Copy out the items from the line with "label-rodt-d2: Rödt. <box>497" to the line with "boat-d-tilted-2 <box>548 619 626 738</box>", reproducing each line unchanged.
»»
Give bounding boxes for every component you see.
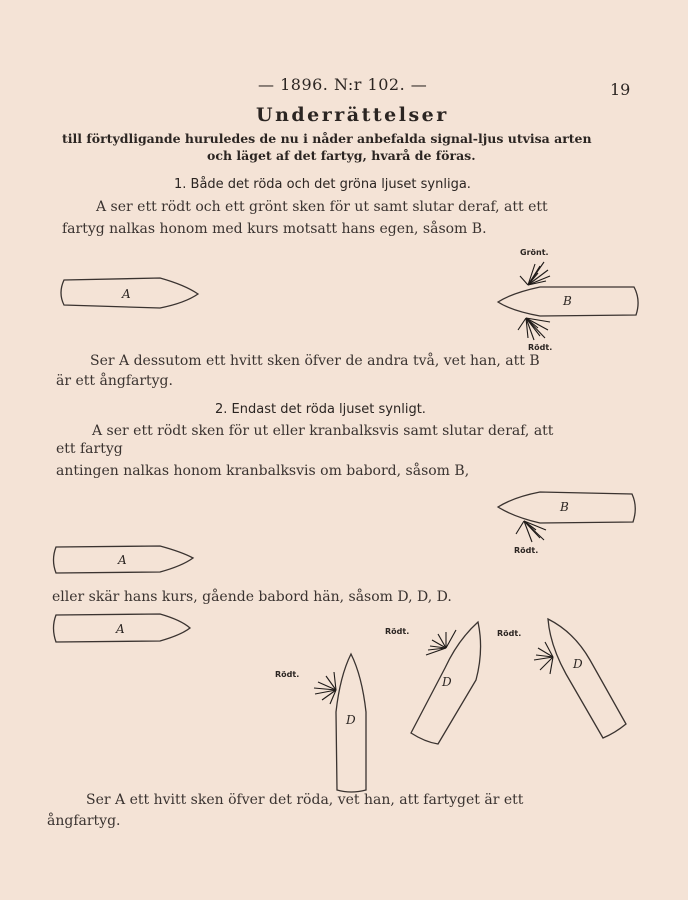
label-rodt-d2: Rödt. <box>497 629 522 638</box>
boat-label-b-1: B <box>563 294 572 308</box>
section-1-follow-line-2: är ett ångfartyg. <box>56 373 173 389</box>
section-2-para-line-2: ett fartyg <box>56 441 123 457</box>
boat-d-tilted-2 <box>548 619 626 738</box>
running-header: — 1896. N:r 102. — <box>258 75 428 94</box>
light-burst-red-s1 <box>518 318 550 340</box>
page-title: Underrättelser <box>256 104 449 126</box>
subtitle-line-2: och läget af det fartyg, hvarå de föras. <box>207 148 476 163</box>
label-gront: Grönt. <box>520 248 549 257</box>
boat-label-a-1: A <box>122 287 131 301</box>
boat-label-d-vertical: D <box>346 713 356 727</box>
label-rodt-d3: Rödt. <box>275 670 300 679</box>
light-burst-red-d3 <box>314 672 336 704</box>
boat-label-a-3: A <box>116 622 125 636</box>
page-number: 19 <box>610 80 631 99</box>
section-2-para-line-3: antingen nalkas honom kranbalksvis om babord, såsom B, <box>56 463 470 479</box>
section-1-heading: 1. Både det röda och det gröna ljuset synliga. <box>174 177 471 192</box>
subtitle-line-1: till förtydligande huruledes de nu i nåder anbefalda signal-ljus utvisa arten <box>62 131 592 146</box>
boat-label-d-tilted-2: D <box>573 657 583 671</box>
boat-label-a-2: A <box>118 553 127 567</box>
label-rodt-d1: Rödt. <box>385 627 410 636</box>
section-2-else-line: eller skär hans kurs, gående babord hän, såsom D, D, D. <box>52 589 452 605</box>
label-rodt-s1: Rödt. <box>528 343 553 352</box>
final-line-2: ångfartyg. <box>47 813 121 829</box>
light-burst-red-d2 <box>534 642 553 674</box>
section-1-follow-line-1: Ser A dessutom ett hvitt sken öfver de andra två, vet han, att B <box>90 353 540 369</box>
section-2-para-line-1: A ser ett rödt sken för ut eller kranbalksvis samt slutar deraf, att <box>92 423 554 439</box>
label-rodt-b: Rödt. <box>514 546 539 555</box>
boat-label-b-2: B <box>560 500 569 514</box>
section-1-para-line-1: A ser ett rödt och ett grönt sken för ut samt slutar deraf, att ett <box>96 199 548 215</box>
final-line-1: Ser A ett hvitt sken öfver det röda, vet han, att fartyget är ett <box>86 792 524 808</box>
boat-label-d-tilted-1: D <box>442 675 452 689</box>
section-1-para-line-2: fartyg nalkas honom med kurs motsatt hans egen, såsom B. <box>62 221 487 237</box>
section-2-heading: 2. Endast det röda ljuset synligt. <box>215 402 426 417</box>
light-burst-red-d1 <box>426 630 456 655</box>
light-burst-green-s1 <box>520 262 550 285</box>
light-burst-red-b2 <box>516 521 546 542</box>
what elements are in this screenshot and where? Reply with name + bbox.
««
• [The completed task]:
label-rodt-d2: Rödt. <box>497 629 522 638</box>
boat-label-b-1: B <box>563 294 572 308</box>
section-1-follow-line-2: är ett ångfartyg. <box>56 373 173 389</box>
section-2-para-line-2: ett fartyg <box>56 441 123 457</box>
boat-d-tilted-2 <box>548 619 626 738</box>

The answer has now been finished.